Provided material
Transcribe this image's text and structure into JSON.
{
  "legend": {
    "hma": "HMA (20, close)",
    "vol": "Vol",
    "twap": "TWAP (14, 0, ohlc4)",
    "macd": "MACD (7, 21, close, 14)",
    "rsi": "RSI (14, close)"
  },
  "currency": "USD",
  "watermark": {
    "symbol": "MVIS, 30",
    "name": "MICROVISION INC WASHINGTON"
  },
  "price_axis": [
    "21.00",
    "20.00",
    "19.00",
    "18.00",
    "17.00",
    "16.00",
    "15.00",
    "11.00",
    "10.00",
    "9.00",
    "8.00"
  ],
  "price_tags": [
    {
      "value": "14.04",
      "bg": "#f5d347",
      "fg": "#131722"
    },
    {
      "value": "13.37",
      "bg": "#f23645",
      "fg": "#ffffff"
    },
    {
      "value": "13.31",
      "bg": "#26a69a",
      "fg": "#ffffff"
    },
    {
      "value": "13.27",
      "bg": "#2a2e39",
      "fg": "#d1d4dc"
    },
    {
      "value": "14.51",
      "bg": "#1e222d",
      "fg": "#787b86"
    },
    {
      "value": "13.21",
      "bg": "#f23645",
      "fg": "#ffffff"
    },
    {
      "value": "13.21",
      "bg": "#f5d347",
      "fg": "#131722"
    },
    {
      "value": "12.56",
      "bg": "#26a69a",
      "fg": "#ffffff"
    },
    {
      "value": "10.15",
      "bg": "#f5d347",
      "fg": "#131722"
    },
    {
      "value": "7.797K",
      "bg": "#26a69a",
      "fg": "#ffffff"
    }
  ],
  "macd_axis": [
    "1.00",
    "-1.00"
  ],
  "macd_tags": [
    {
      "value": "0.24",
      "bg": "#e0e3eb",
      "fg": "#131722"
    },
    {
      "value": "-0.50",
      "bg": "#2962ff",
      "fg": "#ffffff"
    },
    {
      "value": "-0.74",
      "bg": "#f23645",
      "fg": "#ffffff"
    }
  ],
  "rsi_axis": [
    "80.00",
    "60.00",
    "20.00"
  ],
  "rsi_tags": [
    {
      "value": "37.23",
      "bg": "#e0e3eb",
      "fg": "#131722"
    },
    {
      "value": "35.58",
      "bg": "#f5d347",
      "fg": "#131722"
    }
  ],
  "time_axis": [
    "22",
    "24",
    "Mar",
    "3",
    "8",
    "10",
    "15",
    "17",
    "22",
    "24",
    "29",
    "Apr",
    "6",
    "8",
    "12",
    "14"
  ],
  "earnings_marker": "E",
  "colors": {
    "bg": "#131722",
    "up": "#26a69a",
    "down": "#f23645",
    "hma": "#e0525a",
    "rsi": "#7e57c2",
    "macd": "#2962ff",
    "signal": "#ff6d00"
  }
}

Task goal
Within the listing above, work out how many lines contain the string "close", and reply with that number only.

Output
3